| SCHRIFTLICHE AUFGABE 1 |
Entnimm den Einträgen die Zeilen ab der Zeile mit "output 42 of" bis einschließlich der Zeile mit "bar bbox=[601, 460, 703, 495]", und gib sie unverändert wieder.

..........

# Neue BLASC Version! 0.4.0 BUILD 51



## B3N (11. Februar 2005)

Eine neue Version von BLASC steht zum Download bereit. Mit dieser Version haben wir unseren ersten Schritt in Richtung Item-, Quest und Characterdatenbank gemacht! In Zukunft werden also nicht nur eure Charaktere ausgewertet, sondern auch Items, Quests, Zonen, Locations, Mobs und NPCs.

Wir werden euch so bald wie möglich eine überarbeitete Version unseres Herolds bzw. unserer Datenbank online stellen, mit dieser ist es dann auch möglich nach Items, Mobs, Quests zu suchen und diese auf unseren Karten darzustellen. 

*Download:* »BLASC 0.4.0 BUILD 51« 

Wer BLASC bereits installiert hat, wird über  das Autoupdate automatisch auf den neuesten Stand gebracht!


----------



## Shazzar (11. Februar 2005)

Bei mir hängt sich BLASC beim update auf. Nachdem ich die Aktualisierung bestätige kommt das "suche nach neuer BLASC Version", dann passiert nichts weiter.



edit: Beim vierten Versuch kam jetzt die Fehlermeldung "E/A-Fehler 1784"


----------



## groener (11. Februar 2005)

Der E/A Fehler 1784 taucht dann auf, wenn trotz Internetverbindung kein Zugriff auf das Internet möglich ist. Schau mal in deiner Firewall nach ob Blasc nach draussen darf.


----------



## Xmasman (11. Februar 2005)

irgendwie werden die alten chars nochmal übertragen ist sollte man evtl. im Verzeichnis

World of Warcraft/WTF/Account/<Accountname>/<Charnamen>/

Alle Chars mal rauslöschen?

..........

| SCHRIFTLICHE AUFGABE 2 |
Wann tritt laut dem Forenthread zu BLASC der E/A-Fehler 1784 auf?

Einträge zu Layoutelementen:
..........

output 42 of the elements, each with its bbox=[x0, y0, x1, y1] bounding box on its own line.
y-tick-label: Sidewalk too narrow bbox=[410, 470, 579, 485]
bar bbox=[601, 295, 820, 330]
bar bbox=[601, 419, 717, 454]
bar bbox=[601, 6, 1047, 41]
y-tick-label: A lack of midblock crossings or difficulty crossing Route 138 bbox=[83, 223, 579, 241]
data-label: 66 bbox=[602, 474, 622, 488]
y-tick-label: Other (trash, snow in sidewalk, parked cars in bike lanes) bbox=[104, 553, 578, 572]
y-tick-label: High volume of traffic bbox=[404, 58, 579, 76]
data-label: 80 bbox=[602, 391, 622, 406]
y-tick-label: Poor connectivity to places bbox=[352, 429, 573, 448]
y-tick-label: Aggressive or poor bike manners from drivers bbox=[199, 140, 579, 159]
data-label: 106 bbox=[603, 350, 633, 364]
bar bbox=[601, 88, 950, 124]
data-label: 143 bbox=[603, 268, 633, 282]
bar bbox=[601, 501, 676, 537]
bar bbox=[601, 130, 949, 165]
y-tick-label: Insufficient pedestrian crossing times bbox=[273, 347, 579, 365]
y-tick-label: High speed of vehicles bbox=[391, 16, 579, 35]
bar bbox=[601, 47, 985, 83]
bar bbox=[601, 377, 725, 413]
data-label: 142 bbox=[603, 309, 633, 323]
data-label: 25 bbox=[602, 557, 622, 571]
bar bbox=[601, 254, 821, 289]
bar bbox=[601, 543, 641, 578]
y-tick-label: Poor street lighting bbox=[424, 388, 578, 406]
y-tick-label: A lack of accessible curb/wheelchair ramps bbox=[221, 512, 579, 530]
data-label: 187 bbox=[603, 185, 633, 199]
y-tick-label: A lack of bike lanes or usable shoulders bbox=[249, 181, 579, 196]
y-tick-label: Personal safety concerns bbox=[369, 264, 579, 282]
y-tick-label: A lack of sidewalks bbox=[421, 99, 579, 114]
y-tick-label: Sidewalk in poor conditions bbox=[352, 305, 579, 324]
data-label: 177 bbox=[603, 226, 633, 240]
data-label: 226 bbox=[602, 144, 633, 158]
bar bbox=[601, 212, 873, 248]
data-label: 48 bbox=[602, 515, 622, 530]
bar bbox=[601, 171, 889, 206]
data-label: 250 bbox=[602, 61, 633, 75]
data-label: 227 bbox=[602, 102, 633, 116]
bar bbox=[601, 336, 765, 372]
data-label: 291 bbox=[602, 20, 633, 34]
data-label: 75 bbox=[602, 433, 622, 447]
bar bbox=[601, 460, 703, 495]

..........

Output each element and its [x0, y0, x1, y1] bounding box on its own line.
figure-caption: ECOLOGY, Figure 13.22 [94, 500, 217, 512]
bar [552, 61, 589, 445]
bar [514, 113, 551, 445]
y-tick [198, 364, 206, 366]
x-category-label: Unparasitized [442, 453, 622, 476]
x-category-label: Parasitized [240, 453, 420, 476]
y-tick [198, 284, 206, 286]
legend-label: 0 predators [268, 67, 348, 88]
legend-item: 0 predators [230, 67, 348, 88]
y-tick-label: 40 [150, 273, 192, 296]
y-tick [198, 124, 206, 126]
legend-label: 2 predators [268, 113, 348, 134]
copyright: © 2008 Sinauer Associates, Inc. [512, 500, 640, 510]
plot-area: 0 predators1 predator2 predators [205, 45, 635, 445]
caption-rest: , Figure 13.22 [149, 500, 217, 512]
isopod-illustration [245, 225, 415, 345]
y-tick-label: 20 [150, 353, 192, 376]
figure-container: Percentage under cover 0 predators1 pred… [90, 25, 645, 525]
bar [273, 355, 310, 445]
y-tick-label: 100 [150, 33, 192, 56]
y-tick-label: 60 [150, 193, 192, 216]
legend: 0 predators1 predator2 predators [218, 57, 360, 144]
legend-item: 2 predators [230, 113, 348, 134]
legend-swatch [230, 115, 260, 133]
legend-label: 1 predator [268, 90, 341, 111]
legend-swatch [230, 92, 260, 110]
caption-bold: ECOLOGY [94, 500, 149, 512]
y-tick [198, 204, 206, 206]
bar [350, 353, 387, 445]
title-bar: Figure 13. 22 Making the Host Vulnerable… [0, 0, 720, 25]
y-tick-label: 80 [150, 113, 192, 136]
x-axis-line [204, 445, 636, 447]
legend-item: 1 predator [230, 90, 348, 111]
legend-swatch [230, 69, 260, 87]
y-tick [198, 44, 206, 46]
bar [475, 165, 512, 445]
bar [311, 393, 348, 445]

..........

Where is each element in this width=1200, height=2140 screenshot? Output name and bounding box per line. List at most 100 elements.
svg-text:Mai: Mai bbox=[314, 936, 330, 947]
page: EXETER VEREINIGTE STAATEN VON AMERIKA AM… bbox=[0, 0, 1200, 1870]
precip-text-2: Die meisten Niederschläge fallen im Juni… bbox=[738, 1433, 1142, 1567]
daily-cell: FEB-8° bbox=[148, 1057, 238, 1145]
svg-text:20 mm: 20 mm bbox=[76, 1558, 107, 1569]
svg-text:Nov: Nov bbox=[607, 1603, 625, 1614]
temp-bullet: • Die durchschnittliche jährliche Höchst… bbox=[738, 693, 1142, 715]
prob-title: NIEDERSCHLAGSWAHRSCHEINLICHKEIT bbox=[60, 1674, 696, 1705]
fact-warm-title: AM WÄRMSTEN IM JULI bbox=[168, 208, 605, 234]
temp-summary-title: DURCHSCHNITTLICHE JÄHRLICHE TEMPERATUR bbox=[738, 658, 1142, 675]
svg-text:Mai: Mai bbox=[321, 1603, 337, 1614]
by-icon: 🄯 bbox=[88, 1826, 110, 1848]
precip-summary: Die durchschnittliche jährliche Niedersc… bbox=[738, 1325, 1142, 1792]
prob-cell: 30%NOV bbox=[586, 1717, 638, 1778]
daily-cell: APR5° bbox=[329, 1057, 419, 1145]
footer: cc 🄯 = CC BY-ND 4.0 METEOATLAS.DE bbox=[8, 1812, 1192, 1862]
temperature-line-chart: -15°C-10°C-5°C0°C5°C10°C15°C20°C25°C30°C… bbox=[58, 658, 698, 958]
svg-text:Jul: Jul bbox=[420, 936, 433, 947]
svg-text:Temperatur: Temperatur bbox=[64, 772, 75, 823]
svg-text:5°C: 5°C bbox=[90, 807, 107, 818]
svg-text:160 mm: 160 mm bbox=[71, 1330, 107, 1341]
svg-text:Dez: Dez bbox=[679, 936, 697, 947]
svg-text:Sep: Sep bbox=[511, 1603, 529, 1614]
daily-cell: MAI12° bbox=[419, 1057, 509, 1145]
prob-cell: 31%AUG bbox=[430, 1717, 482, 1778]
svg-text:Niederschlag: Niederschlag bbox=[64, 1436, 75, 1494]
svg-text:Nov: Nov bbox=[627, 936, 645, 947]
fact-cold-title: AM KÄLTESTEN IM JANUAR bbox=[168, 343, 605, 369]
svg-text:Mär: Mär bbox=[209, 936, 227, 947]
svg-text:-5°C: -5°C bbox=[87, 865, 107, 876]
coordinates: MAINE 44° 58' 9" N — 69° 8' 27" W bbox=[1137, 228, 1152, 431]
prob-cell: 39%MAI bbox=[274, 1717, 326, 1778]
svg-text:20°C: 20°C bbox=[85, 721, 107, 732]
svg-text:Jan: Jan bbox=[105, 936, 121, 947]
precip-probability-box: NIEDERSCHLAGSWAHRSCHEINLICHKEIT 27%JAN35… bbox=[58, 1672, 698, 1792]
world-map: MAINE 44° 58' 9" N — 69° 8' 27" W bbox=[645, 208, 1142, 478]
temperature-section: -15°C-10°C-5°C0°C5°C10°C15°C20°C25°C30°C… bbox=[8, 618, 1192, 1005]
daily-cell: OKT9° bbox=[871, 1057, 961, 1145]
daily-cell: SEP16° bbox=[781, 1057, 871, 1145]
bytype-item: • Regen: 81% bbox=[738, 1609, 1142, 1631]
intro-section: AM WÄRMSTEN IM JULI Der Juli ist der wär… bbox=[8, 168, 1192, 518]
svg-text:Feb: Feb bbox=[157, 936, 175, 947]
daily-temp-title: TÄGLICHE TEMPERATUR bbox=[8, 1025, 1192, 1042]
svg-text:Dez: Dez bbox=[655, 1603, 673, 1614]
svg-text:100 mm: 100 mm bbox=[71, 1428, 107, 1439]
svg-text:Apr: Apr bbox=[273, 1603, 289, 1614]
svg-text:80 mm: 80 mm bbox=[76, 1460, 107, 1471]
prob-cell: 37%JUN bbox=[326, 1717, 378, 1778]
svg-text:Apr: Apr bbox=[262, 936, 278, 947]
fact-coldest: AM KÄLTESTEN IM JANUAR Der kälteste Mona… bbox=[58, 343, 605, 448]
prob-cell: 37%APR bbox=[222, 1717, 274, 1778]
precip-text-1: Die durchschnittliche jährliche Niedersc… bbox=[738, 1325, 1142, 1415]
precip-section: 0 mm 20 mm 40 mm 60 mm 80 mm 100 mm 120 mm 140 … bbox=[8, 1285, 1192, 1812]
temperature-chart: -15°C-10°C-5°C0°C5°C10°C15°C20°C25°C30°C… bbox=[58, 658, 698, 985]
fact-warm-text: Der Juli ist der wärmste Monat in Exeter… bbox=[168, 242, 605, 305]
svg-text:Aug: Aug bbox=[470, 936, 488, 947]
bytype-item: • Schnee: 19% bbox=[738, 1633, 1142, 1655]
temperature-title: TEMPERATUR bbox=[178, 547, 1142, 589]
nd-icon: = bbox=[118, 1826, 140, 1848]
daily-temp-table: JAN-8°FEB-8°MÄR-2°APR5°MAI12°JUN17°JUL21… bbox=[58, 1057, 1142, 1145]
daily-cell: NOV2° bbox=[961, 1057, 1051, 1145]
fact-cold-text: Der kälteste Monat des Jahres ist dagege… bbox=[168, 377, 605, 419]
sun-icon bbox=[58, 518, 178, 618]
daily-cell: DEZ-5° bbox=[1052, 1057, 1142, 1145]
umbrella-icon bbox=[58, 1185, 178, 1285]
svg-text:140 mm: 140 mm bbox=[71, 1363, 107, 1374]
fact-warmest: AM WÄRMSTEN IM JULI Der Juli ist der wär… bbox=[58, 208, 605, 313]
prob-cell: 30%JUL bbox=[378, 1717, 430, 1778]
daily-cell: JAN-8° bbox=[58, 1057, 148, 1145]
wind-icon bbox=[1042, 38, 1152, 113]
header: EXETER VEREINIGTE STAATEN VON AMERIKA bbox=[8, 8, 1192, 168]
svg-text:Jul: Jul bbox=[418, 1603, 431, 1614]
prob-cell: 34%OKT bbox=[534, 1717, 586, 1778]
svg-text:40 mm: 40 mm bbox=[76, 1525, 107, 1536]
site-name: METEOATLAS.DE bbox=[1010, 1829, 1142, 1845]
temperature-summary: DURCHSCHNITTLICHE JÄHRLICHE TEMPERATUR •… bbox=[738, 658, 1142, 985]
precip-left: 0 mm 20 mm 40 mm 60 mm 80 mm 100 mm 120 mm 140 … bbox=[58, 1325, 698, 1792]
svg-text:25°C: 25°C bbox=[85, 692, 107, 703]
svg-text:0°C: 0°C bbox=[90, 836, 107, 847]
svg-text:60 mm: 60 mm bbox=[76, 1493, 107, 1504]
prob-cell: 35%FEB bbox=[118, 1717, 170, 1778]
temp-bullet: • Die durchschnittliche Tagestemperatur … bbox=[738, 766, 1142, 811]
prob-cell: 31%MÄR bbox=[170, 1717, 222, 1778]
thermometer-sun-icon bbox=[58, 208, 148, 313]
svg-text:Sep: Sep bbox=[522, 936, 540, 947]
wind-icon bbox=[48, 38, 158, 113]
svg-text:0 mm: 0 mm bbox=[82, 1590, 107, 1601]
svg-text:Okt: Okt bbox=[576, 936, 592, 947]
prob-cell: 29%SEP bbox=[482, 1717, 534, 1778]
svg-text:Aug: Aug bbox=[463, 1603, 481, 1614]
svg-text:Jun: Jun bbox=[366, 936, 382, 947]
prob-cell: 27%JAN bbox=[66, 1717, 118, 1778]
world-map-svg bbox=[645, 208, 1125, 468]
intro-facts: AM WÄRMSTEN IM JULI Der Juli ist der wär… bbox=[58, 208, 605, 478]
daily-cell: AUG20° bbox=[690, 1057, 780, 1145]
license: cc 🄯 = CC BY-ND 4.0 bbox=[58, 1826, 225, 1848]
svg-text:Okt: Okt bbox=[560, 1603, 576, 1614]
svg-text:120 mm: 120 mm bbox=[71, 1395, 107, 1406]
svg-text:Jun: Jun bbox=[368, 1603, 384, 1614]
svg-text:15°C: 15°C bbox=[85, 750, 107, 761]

..........

| ANTWORT 1 |
output 42 of the elements, each with its bbox=[x0, y0, x1, y1] bounding box on its own line.
y-tick-label: Sidewalk too narrow bbox=[410, 470, 579, 485]
bar bbox=[601, 295, 820, 330]
bar bbox=[601, 419, 717, 454]
bar bbox=[601, 6, 1047, 41]
y-tick-label: A lack of midblock crossings or difficulty crossing Route 138 bbox=[83, 223, 579, 241]
data-label: 66 bbox=[602, 474, 622, 488]
y-tick-label: Other (trash, snow in sidewalk, parked cars in bike lanes) bbox=[104, 553, 578, 572]
y-tick-label: High volume of traffic bbox=[404, 58, 579, 76]
data-label: 80 bbox=[602, 391, 622, 406]
y-tick-label: Poor connectivity to places bbox=[352, 429, 573, 448]
y-tick-label: Aggressive or poor bike manners from drivers bbox=[199, 140, 579, 159]
data-label: 106 bbox=[603, 350, 633, 364]
bar bbox=[601, 88, 950, 124]
data-label: 143 bbox=[603, 268, 633, 282]
bar bbox=[601, 501, 676, 537]
bar bbox=[601, 130, 949, 165]
y-tick-label: Insufficient pedestrian crossing times bbox=[273, 347, 579, 365]
y-tick-label: High speed of vehicles bbox=[391, 16, 579, 35]
bar bbox=[601, 47, 985, 83]
bar bbox=[601, 377, 725, 413]
data-label: 142 bbox=[603, 309, 633, 323]
data-label: 25 bbox=[602, 557, 622, 571]
bar bbox=[601, 254, 821, 289]
bar bbox=[601, 543, 641, 578]
y-tick-label: Poor street lighting bbox=[424, 388, 578, 406]
y-tick-label: A lack of accessible curb/wheelchair ramps bbox=[221, 512, 579, 530]
data-label: 187 bbox=[603, 185, 633, 199]
y-tick-label: A lack of bike lanes or usable shoulders bbox=[249, 181, 579, 196]
y-tick-label: Personal safety concerns bbox=[369, 264, 579, 282]
y-tick-label: A lack of sidewalks bbox=[421, 99, 579, 114]
y-tick-label: Sidewalk in poor conditions bbox=[352, 305, 579, 324]
data-label: 177 bbox=[603, 226, 633, 240]
data-label: 226 bbox=[602, 144, 633, 158]
bar bbox=[601, 212, 873, 248]
data-label: 48 bbox=[602, 515, 622, 530]
bar bbox=[601, 171, 889, 206]
data-label: 250 bbox=[602, 61, 633, 75]
data-label: 227 bbox=[602, 102, 633, 116]
bar bbox=[601, 336, 765, 372]
data-label: 291 bbox=[602, 20, 633, 34]
data-label: 75 bbox=[602, 433, 622, 447]
bar bbox=[601, 460, 703, 495]

| ANTWORT 2 |
Wenn trotz Internetverbindung kein Zugriff auf das Internet möglich ist.